▶ _Written instruction_: Make an exact copy of the lines, leaving the pictures out.

Stored records
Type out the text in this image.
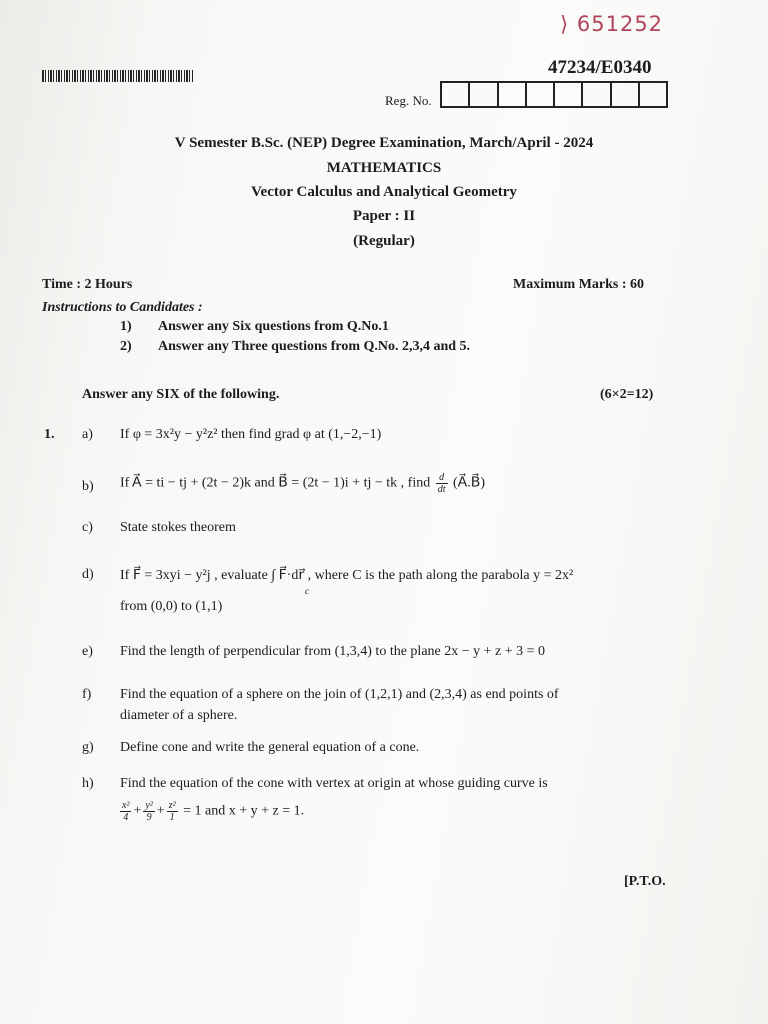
⟩ 651252
47234/E0340
Reg. No.
V Semester B.Sc. (NEP) Degree Examination, March/April - 2024
MATHEMATICS
Vector Calculus and Analytical Geometry
Paper : II
(Regular)
Time : 2 Hours	Maximum Marks : 60
Instructions to Candidates :
1) Answer any Six questions from Q.No.1
2) Answer any Three questions from Q.No. 2,3,4 and 5.
Answer any SIX of the following.	(6×2=12)
1. a) If φ = 3x²y − y²z² then find grad φ at (1,−2,−1)
b) If A⃗ = ti − tj + (2t − 2)k and B⃗ = (2t − 1)i + tj − tk , find $\frac{d}{dt}$ (A⃗.B⃗)
c) State stokes theorem
d) If F⃗ = 3xyi − y²j , evaluate ∫ F⃗·dr⃗ , where C is the path along the parabola y = 2x²
c
from (0,0) to (1,1)
e) Find the length of perpendicular from (1,3,4) to the plane 2x − y + z + 3 = 0
f) Find the equation of a sphere on the join of (1,2,1) and (2,3,4) as end points of
diameter of a sphere.
g) Define cone and write the general equation of a cone.
h) Find the equation of the cone with vertex at origin at whose guiding curve is
$\frac{\text{x²}}{4} + \frac{\text{y²}}{9} + \frac{\text{z²}}{1} = 1$ and x + y + z = 1.
[P.T.O.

▶ _The completed task_:
Type out the text in this image.
⟩ 651252
47234/E0340
Reg. No.
V Semester B.Sc. (NEP) Degree Examination, March/April - 2024
MATHEMATICS
Vector Calculus and Analytical Geometry
Paper : II
(Regular)
Time : 2 Hours	Maximum Marks : 60
Instructions to Candidates :
1) Answer any Six questions from Q.No.1
2) Answer any Three questions from Q.No. 2,3,4 and 5.
Answer any SIX of the following.	(6×2=12)
1. a) If φ = 3x²y − y²z² then find grad φ at (1,−2,−1)
b) If A⃗ = ti − tj + (2t − 2)k and B⃗ = (2t − 1)i + tj − tk , find $\frac{d}{dt}$ (A⃗.B⃗)
c) State stokes theorem
d) If F⃗ = 3xyi − y²j , evaluate ∫ F⃗·dr⃗ , where C is the path along the parabola y = 2x²
c
from (0,0) to (1,1)
e) Find the length of perpendicular from (1,3,4) to the plane 2x − y + z + 3 = 0
f) Find the equation of a sphere on the join of (1,2,1) and (2,3,4) as end points of
diameter of a sphere.
g) Define cone and write the general equation of a cone.
h) Find the equation of the cone with vertex at origin at whose guiding curve is
$\frac{\text{x²}}{4} + \frac{\text{y²}}{9} + \frac{\text{z²}}{1} = 1$ and x + y + z = 1.
[P.T.O.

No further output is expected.